>> BEGIN QUOTED TEXT

Suyi Davies Okungbowa Knows What It Takes

The Nigerian novelist, author of David Mogo, Godhunter and Son of the Storm, on epic fantasy, Black male representation in fiction, and making a literary career as a Nigerian.
Suyi Davies Okungbowa by Manuel Ruiz.

Suyi Davies Okungbowa by Manuel Ruiz.

Suyi Davies Okungbowa Knows What It Takes

Suyi Davies Okungbowa took an unusual path to publication, which is why he sees his career as something he “kind of stumbled upon.” He had been writing and getting paid for his work—mostly journalistic articles—but made his first sale of a short story in 2015, to the now defunct science fiction and fantasy (SFF) magazine Mothership Zeta. The sale opened his eyes to what he could do, and get, for his writing. So he started putting out more short fiction and sending them out to SFF markets in North America.

At the time he was in Lagos, working for a multinational accounting firm on The Island, and making the commute every weekday from where he lived in Gbagada, on The Mainland. His move  to Lagos, from Benin City where he grew up, gave him the space and time to write his debut novel, David Mogo, Godhunter. The manuscript began as a fun project, an attempt to avoid Lagos’ infamous traffic by staying a few more extra hours at work. The eponymous character David Mogo’s journey mirrored Okungbowa’s then: a normal guy just working to make some money and keep a roof over his head.

When Abaddon Books, an imprint at Rebellion Publishing, made an open call for submissions, he sent off a part of the manuscript on a whim, and during that time, went on a scholarship to the Milford SF Writers’ Workshop in the UK, where meeting writers from different backgrounds led him to want to take writing seriously and professionally. He joined an online forum, Codex Writers’ Group, where he learned about markets and publishing trends, giving and receiving critiques.

By the time an offer of publication came from Rebellion Publishing in 2019, he was already working on a second novel manuscript, which became Son of the Storm, the first in his Nameless Republic series. Rebellion made an offer for the second manuscript, and it was only then that he queried a literary agent who began to represent him, shopping Son of the Storm to more publishers. It was an unusual turn of events, as African authors looking to traditionally publish in North America and the UK have to get an agent first. Then came “a stroke of luck.” An editor at Orbit, an imprint of Hachette Book Group, had read one of his stories in Apex Magazine. The editor bought the manuscript.

Open Country Mag - The Next Generation of African Literature Covers Open Country Mag. First cover designed by Emmimade Studio.

>> END QUOTED TEXT
>> BEGIN PROVIDED DATA

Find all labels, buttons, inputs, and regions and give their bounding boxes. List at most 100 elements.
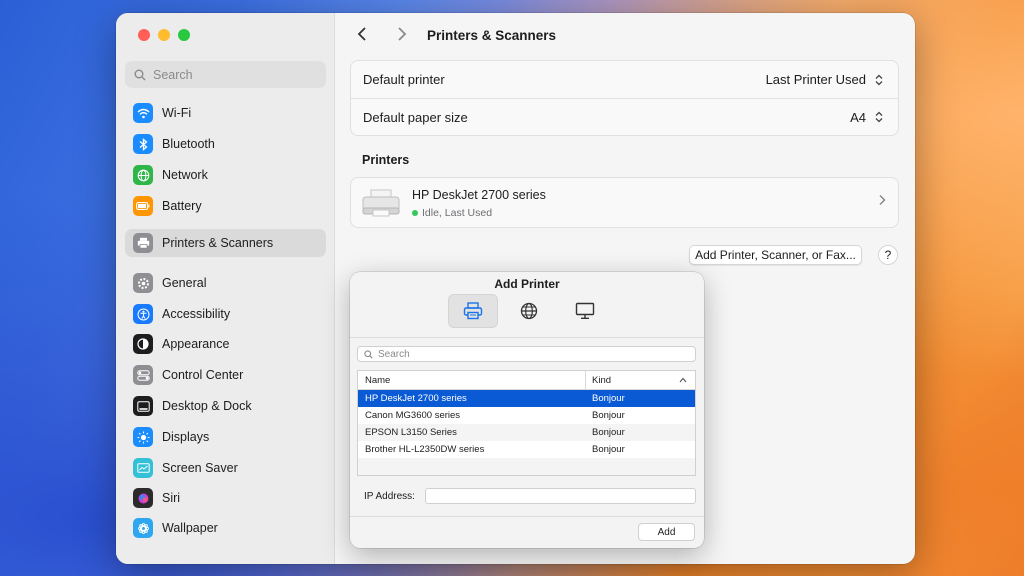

>> END PROVIDED DATA

PROBLEMS TO WORK ON:
A) Name every publishing house or imprint mentioned in the profile of Suyi Davies Okungbowa.
B) Carry on the profile of Suyi Davies Okungbowa from the point where it ends.

RESPONSES PER TASK:
A) Abaddon Books, Rebellion Publishing, Orbit, Hachette Book Group

B)
The Next Generation special issue of Open Country Mag profiles 16 writers and curators who have influenced African literary culture in the last five years. First row (L-R): Nana Nkweti by Shea Sadulski/Out of Focus Studio, Gbenga Adesina by Ladan Osman, Gaamangwe Joy Mogami, Suyi Davies Okungbowa by Manuel Ruiz. Second row: Troy Onyango by Jagero, Tobi Eyinade by Tolu Akinyemi (Poetolu), Letlhogonolo Mogkoroane and Alma-Nalisha Cele, Ebenezer Agu. Third row: Logan February, Khadija Abdalla Bajaber by TJ Benson, Romeo Oriogun, Remy Ngamije by Namafu Amutse. Fourth row: Oghenechovwe Donald Ekpeki, Keletso Mopai, Nnamdi Ehirim, Cheswayo Mphanza.

He was at his MFA programme at the University of Arizona when David Mogo, Godhunter came out, and before he graduated, Son of the Storm was released, too. He was leaving with two books on his belt, and a teaching offer from the University of Ottawa saw him move to Canada.

“Because of where we come from, because of the resources available to Nigerians living on the continent, short stories are one of the easier mediums to use to break into the market,” Okungbowa told me on a Zoom call in late December. “Longer works—very difficult. Not because editors don’t want them or because we’re not submitting, but because the conditions under which we work, as Nigerians living on the continent, make it difficult to sustain long works. If you talk about Internet, time, power, having a laptop—these are all things that are barriers to entry. It’s no surprise my productivity skyrocketed once I wasn’t shackled by those constraints and challenges. Though there are people who can work in spite of the barriers, but they have to invest more in doing so. When people think about work produced, developed, created on the continent, they often think that it’s about the story itself and how it’s received, but it’s about the creation and the time to do so. You’re not going to spend four hours in Lagos traffic and then go home to write—it just doesn’t work like that. Having access to resources sort of gives me the privilege to create even more. Part of why I do what I do now is because it’s a gift in a way, and I can’t waste it.”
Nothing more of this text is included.